[SHORT EXERCISE]
Below are records. Transcribe exactly the lines from the one that contains "Transcribe this image's" through the last line, leaving any pictures out.

[DATA]

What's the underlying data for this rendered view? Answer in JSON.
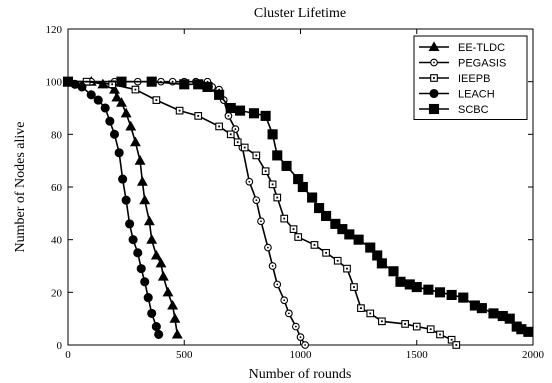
{
  "chart_data": {
    "type": "line",
    "title": "Cluster Lifetime",
    "xlabel": "Number of rounds",
    "ylabel": "Number of Nodes alive",
    "xlim": [
      0,
      2000
    ],
    "ylim": [
      0,
      120
    ],
    "xticks": [
      0,
      500,
      1000,
      1500,
      2000
    ],
    "yticks": [
      0,
      20,
      40,
      60,
      80,
      100,
      120
    ],
    "grid": false,
    "legend_position": "top-right",
    "series": [
      {
        "name": "EE-TLDC",
        "marker": "triangle",
        "points": [
          [
            0,
            100
          ],
          [
            100,
            100
          ],
          [
            150,
            99
          ],
          [
            200,
            97
          ],
          [
            210,
            94
          ],
          [
            230,
            92
          ],
          [
            250,
            88
          ],
          [
            270,
            83
          ],
          [
            290,
            77
          ],
          [
            310,
            70
          ],
          [
            320,
            62
          ],
          [
            330,
            55
          ],
          [
            350,
            47
          ],
          [
            360,
            40
          ],
          [
            380,
            34
          ],
          [
            400,
            31
          ],
          [
            410,
            26
          ],
          [
            430,
            20
          ],
          [
            450,
            15
          ],
          [
            460,
            10
          ],
          [
            470,
            4
          ]
        ]
      },
      {
        "name": "PEGASIS",
        "marker": "circle-open",
        "points": [
          [
            0,
            100
          ],
          [
            100,
            100
          ],
          [
            200,
            100
          ],
          [
            300,
            100
          ],
          [
            400,
            100
          ],
          [
            450,
            100
          ],
          [
            500,
            100
          ],
          [
            550,
            100
          ],
          [
            600,
            100
          ],
          [
            620,
            98
          ],
          [
            650,
            97
          ],
          [
            670,
            93
          ],
          [
            690,
            87
          ],
          [
            720,
            82
          ],
          [
            750,
            75
          ],
          [
            780,
            62
          ],
          [
            810,
            55
          ],
          [
            830,
            47
          ],
          [
            860,
            37
          ],
          [
            880,
            30
          ],
          [
            900,
            23
          ],
          [
            930,
            17
          ],
          [
            950,
            12
          ],
          [
            980,
            7
          ],
          [
            1000,
            3
          ],
          [
            1020,
            0
          ]
        ]
      },
      {
        "name": "IEEPB",
        "marker": "square-open",
        "points": [
          [
            0,
            100
          ],
          [
            80,
            100
          ],
          [
            190,
            99
          ],
          [
            290,
            97
          ],
          [
            380,
            93
          ],
          [
            480,
            89
          ],
          [
            560,
            87
          ],
          [
            650,
            83
          ],
          [
            700,
            80
          ],
          [
            730,
            77
          ],
          [
            760,
            75
          ],
          [
            810,
            72
          ],
          [
            850,
            66
          ],
          [
            880,
            61
          ],
          [
            900,
            56
          ],
          [
            930,
            48
          ],
          [
            970,
            44
          ],
          [
            990,
            41
          ],
          [
            1060,
            38
          ],
          [
            1110,
            35
          ],
          [
            1160,
            32
          ],
          [
            1200,
            29
          ],
          [
            1230,
            22
          ],
          [
            1260,
            14
          ],
          [
            1300,
            12
          ],
          [
            1350,
            9
          ],
          [
            1450,
            8
          ],
          [
            1500,
            7
          ],
          [
            1560,
            6
          ],
          [
            1600,
            4
          ],
          [
            1650,
            2
          ],
          [
            1670,
            0
          ]
        ]
      },
      {
        "name": "LEACH",
        "marker": "circle-filled",
        "points": [
          [
            0,
            100
          ],
          [
            30,
            99
          ],
          [
            60,
            98
          ],
          [
            100,
            95
          ],
          [
            130,
            93
          ],
          [
            160,
            90
          ],
          [
            180,
            85
          ],
          [
            200,
            80
          ],
          [
            220,
            73
          ],
          [
            235,
            63
          ],
          [
            250,
            55
          ],
          [
            265,
            46
          ],
          [
            280,
            40
          ],
          [
            300,
            35
          ],
          [
            315,
            29
          ],
          [
            330,
            24
          ],
          [
            345,
            18
          ],
          [
            360,
            12
          ],
          [
            380,
            7
          ],
          [
            390,
            4
          ]
        ]
      },
      {
        "name": "SCBC",
        "marker": "square-filled",
        "points": [
          [
            0,
            100
          ],
          [
            230,
            100
          ],
          [
            360,
            100
          ],
          [
            500,
            99
          ],
          [
            560,
            99
          ],
          [
            600,
            98
          ],
          [
            650,
            95
          ],
          [
            700,
            90
          ],
          [
            740,
            89
          ],
          [
            800,
            88
          ],
          [
            850,
            87
          ],
          [
            880,
            80
          ],
          [
            900,
            72
          ],
          [
            940,
            68
          ],
          [
            990,
            63
          ],
          [
            1010,
            60
          ],
          [
            1050,
            56
          ],
          [
            1080,
            52
          ],
          [
            1110,
            49
          ],
          [
            1150,
            46
          ],
          [
            1180,
            44
          ],
          [
            1210,
            42
          ],
          [
            1250,
            40
          ],
          [
            1300,
            37
          ],
          [
            1330,
            34
          ],
          [
            1350,
            31
          ],
          [
            1400,
            28
          ],
          [
            1430,
            24
          ],
          [
            1470,
            23
          ],
          [
            1500,
            22
          ],
          [
            1550,
            21
          ],
          [
            1600,
            20
          ],
          [
            1650,
            19
          ],
          [
            1700,
            18
          ],
          [
            1750,
            15
          ],
          [
            1780,
            14
          ],
          [
            1830,
            12
          ],
          [
            1870,
            11
          ],
          [
            1900,
            10
          ],
          [
            1930,
            7
          ],
          [
            1950,
            6
          ],
          [
            1980,
            5
          ]
        ]
      }
    ]
  }
}
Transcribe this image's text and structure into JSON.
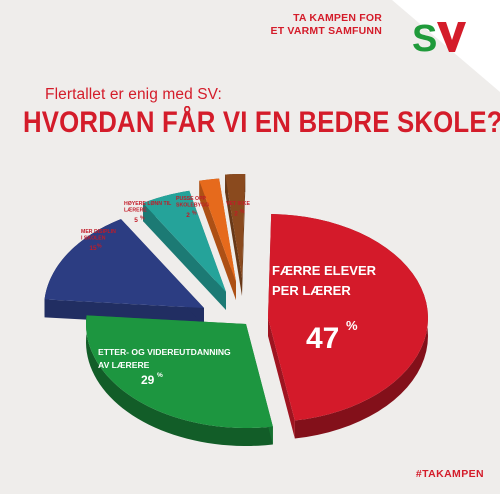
{
  "campaign": {
    "line1": "TA KAMPEN FOR",
    "line2": "ET VARMT SAMFUNN",
    "logo_text": "SV"
  },
  "header": {
    "subtitle": "Flertallet er enig med SV:",
    "title": "HVORDAN FÅR VI EN BEDRE SKOLE?"
  },
  "hashtag": "#TAKAMPEN",
  "colors": {
    "accent": "#d41c2a",
    "background": "#efedeb",
    "logo_green": "#1f9a3a"
  },
  "chart_data": {
    "type": "pie",
    "title": "HVORDAN FÅR VI EN BEDRE SKOLE?",
    "slices": [
      {
        "label": "FÆRRE ELEVER PER LÆRER",
        "value": 47,
        "color": "#d41a2a"
      },
      {
        "label": "ETTER- OG VIDEREUTDANNING AV LÆRERE",
        "value": 29,
        "color": "#1d9640"
      },
      {
        "label": "MER DISIPLIN I SKOLEN",
        "value": 15,
        "color": "#2c3d82"
      },
      {
        "label": "HØYERE LØNN TIL LÆRERE",
        "value": 5,
        "color": "#25a39a"
      },
      {
        "label": "PUSSE OPP SKOLEBYGG",
        "value": 2,
        "color": "#e66a1c"
      },
      {
        "label": "VET IKKE",
        "value": 2,
        "color": "#8a4a1e"
      }
    ],
    "unit": "%"
  }
}
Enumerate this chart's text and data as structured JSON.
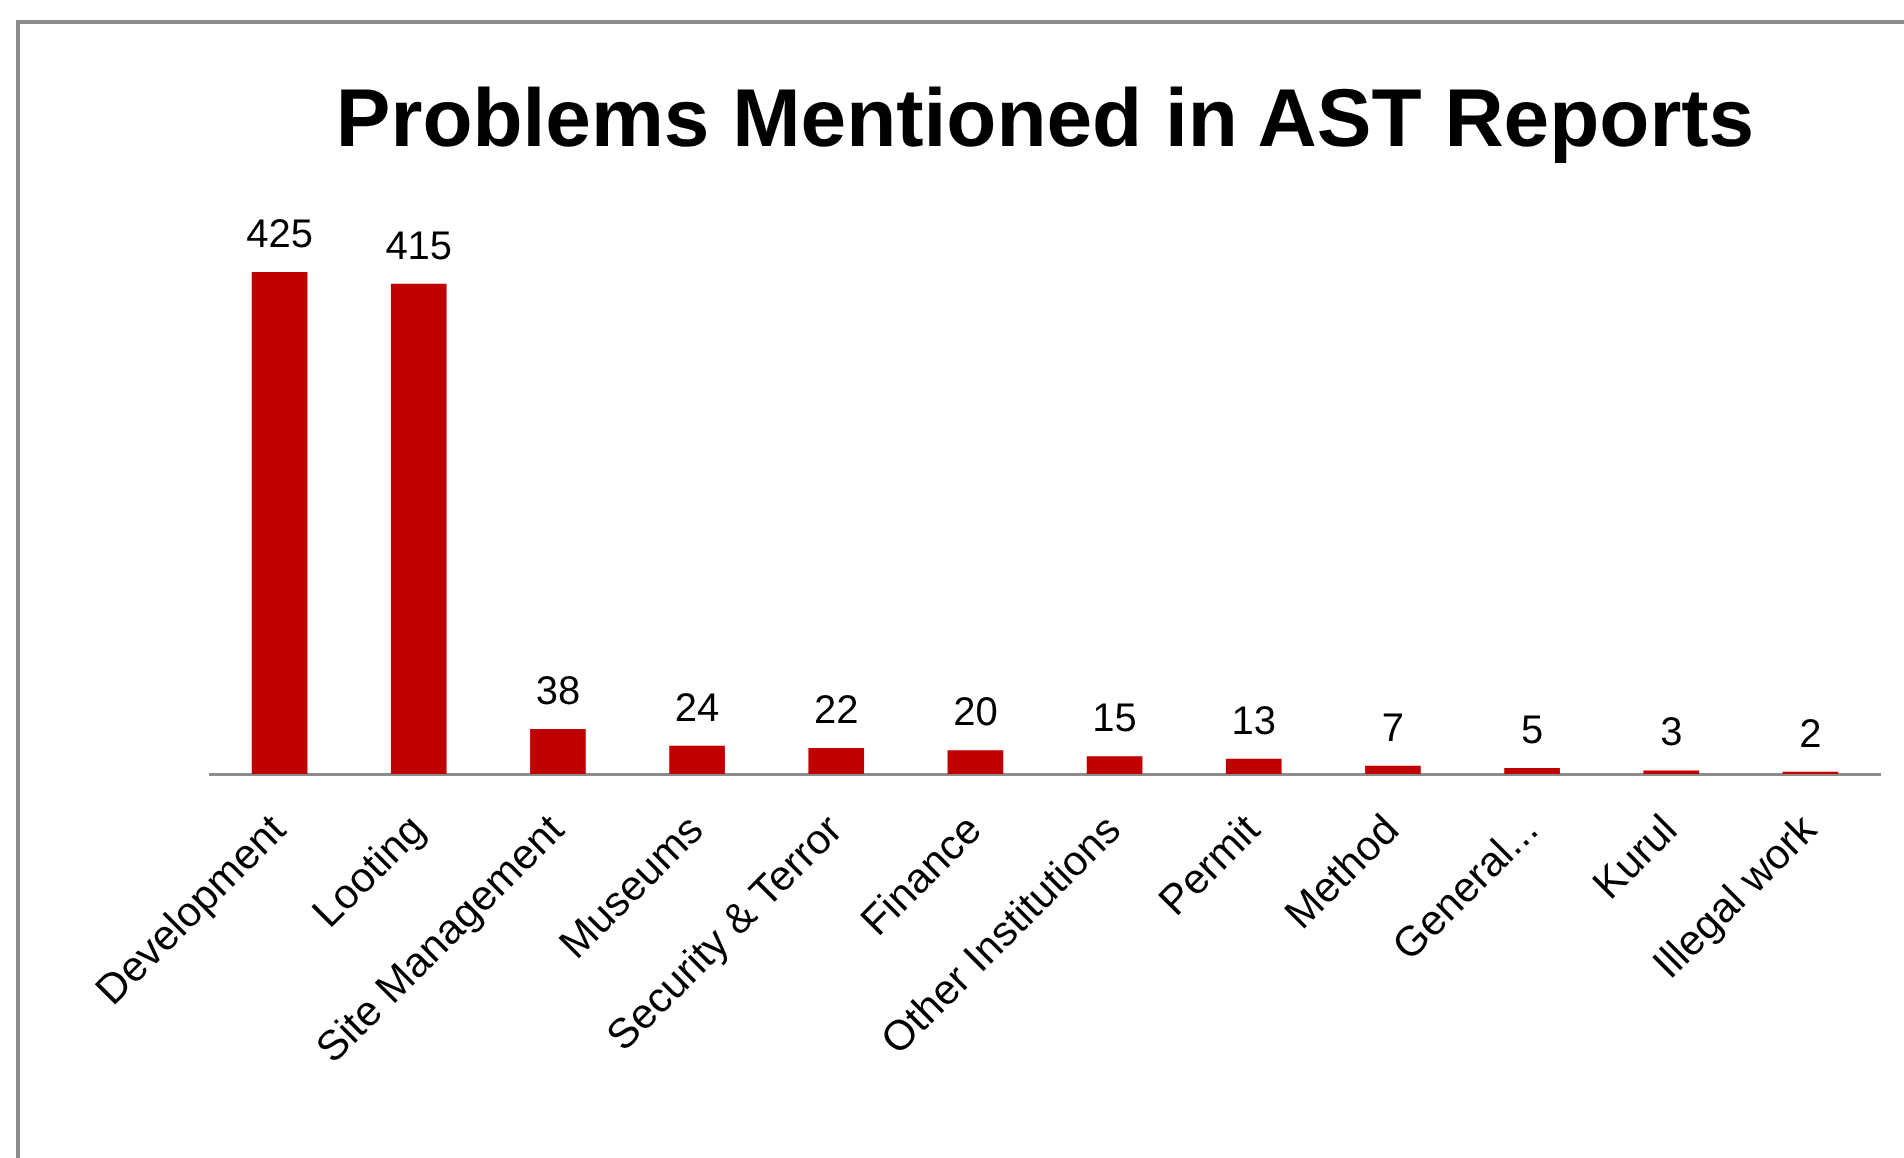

[RESPONSE]
Transcribe this image's text and structure into JSON.
{
  "campaign": {
    "line1": "TA KAMPEN FOR",
    "line2": "ET VARMT SAMFUNN",
    "logo_text": "SV"
  },
  "header": {
    "subtitle": "Flertallet er enig med SV:",
    "title": "HVORDAN FÅR VI EN BEDRE SKOLE?"
  },
  "hashtag": "#TAKAMPEN",
  "colors": {
    "accent": "#d41c2a",
    "background": "#efedeb",
    "logo_green": "#1f9a3a"
  },
  "chart_data": {
    "type": "pie",
    "title": "HVORDAN FÅR VI EN BEDRE SKOLE?",
    "slices": [
      {
        "label": "FÆRRE ELEVER PER LÆRER",
        "value": 47,
        "color": "#d41a2a"
      },
      {
        "label": "ETTER- OG VIDEREUTDANNING AV LÆRERE",
        "value": 29,
        "color": "#1d9640"
      },
      {
        "label": "MER DISIPLIN I SKOLEN",
        "value": 15,
        "color": "#2c3d82"
      },
      {
        "label": "HØYERE LØNN TIL LÆRERE",
        "value": 5,
        "color": "#25a39a"
      },
      {
        "label": "PUSSE OPP SKOLEBYGG",
        "value": 2,
        "color": "#e66a1c"
      },
      {
        "label": "VET IKKE",
        "value": 2,
        "color": "#8a4a1e"
      }
    ],
    "unit": "%"
  }
}
Enumerate this chart's text and data as structured JSON.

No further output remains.